What is needed – Extract the lines of the data from the line with "x-tick-label: output-1730 — [576, 358, 588, 431]" up to and including the line with "y-tick-label: 0 — [39, 347, 46, 357]", repeating them exactly.

The data –
+++

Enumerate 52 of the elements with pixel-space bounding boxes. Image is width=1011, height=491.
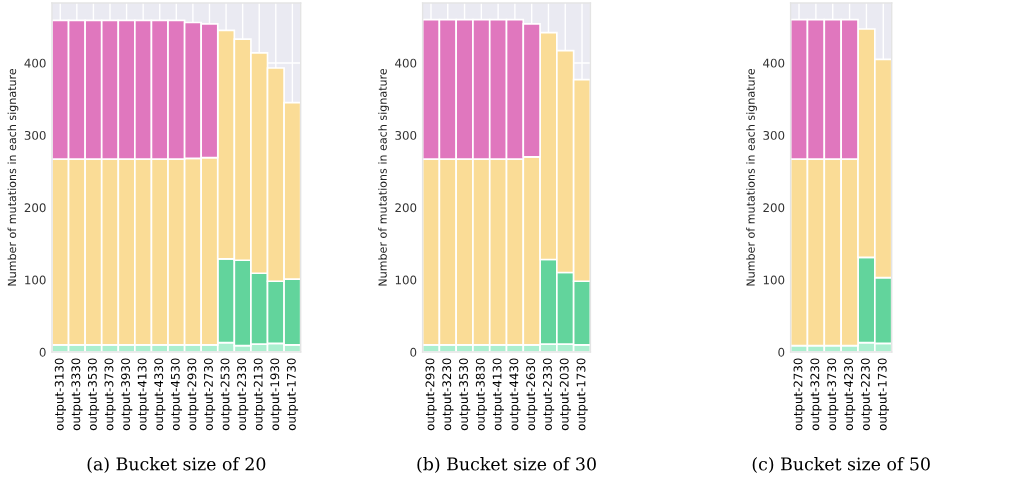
x-tick-label: output-1730 — [576, 358, 588, 431]
x-tick-label: output-3230 — [442, 358, 454, 431]
y-tick-label: 100 — [763, 275, 785, 285]
text: (a) Bucket size of 20 — [87, 457, 266, 473]
y-axis-title: Number of mutations in each signature — [746, 68, 757, 286]
y-tick-label: 300 — [395, 130, 417, 140]
x-tick-label: output-2130 — [253, 358, 265, 431]
x-tick-label: output-1730 — [286, 358, 299, 431]
x-tick-label: output-4330 — [154, 358, 166, 431]
x-tick-label: output-4430 — [509, 358, 521, 431]
x-tick-label: output-2330 — [237, 358, 249, 431]
x-tick-label: output-3730 — [827, 358, 839, 431]
y-tick-label: 0 — [39, 347, 46, 357]
x-tick-label: output-3730 — [104, 358, 116, 431]
x-tick-label: output-3530 — [87, 358, 100, 431]
y-tick-label: 200 — [24, 203, 46, 213]
x-tick-label: output-3230 — [810, 358, 822, 431]
x-tick-label: output-1730 — [877, 358, 889, 431]
x-tick-label: output-3830 — [475, 358, 488, 431]
x-tick-label: output-2930 — [187, 358, 199, 431]
x-tick-label: output-2330 — [542, 358, 555, 431]
x-tick-label: output-3130 — [54, 358, 66, 431]
x-tick-label: output-2030 — [559, 358, 571, 431]
y-tick-label: 100 — [395, 275, 417, 285]
x-tick-label: output-3330 — [71, 358, 83, 431]
y-axis-title: Number of mutations in each signature — [7, 68, 19, 286]
x-tick-label: output-4130 — [492, 358, 504, 431]
y-tick-label: 200 — [763, 203, 785, 213]
y-tick-label: 300 — [24, 130, 46, 140]
y-tick-label: 400 — [395, 58, 417, 68]
y-tick-label: 300 — [763, 130, 785, 140]
x-tick-label: output-3930 — [121, 358, 133, 431]
y-tick-label: 0 — [778, 347, 785, 357]
text: (c) Bucket size of 50 — [752, 457, 930, 473]
x-tick-label: output-4230 — [844, 358, 856, 431]
y-tick-label: 200 — [395, 203, 417, 213]
x-tick-label: output-2930 — [425, 358, 437, 431]
y-tick-label: 400 — [763, 58, 785, 68]
y-tick-label: 400 — [24, 58, 46, 68]
x-tick-label: output-2730 — [203, 358, 216, 431]
y-tick-label: 0 — [410, 347, 417, 357]
x-tick-label: output-4130 — [137, 358, 149, 431]
y-tick-label: 100 — [25, 275, 46, 285]
x-tick-label: output-2530 — [220, 358, 232, 431]
x-tick-label: output-2630 — [526, 358, 538, 431]
x-tick-label: output-3530 — [459, 358, 471, 431]
x-tick-label: output-4530 — [170, 358, 183, 431]
text: (b) Bucket size of 30 — [417, 457, 596, 473]
x-tick-label: output-2730 — [793, 358, 805, 431]
x-tick-label: output-1930 — [270, 358, 282, 431]
x-tick-label: output-2230 — [860, 358, 873, 431]
y-axis-title: Number of mutations in each signature — [378, 68, 389, 286]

+++

Solution for this task –
x-tick-label: output-1730 — [576, 358, 588, 431]
x-tick-label: output-3230 — [442, 358, 454, 431]
y-tick-label: 100 — [763, 275, 785, 285]
text: (a) Bucket size of 20 — [87, 457, 266, 473]
y-axis-title: Number of mutations in each signature — [746, 68, 757, 286]
y-tick-label: 300 — [395, 130, 417, 140]
x-tick-label: output-2130 — [253, 358, 265, 431]
x-tick-label: output-1730 — [286, 358, 299, 431]
x-tick-label: output-4330 — [154, 358, 166, 431]
x-tick-label: output-4430 — [509, 358, 521, 431]
x-tick-label: output-2330 — [237, 358, 249, 431]
x-tick-label: output-3730 — [827, 358, 839, 431]
y-tick-label: 0 — [39, 347, 46, 357]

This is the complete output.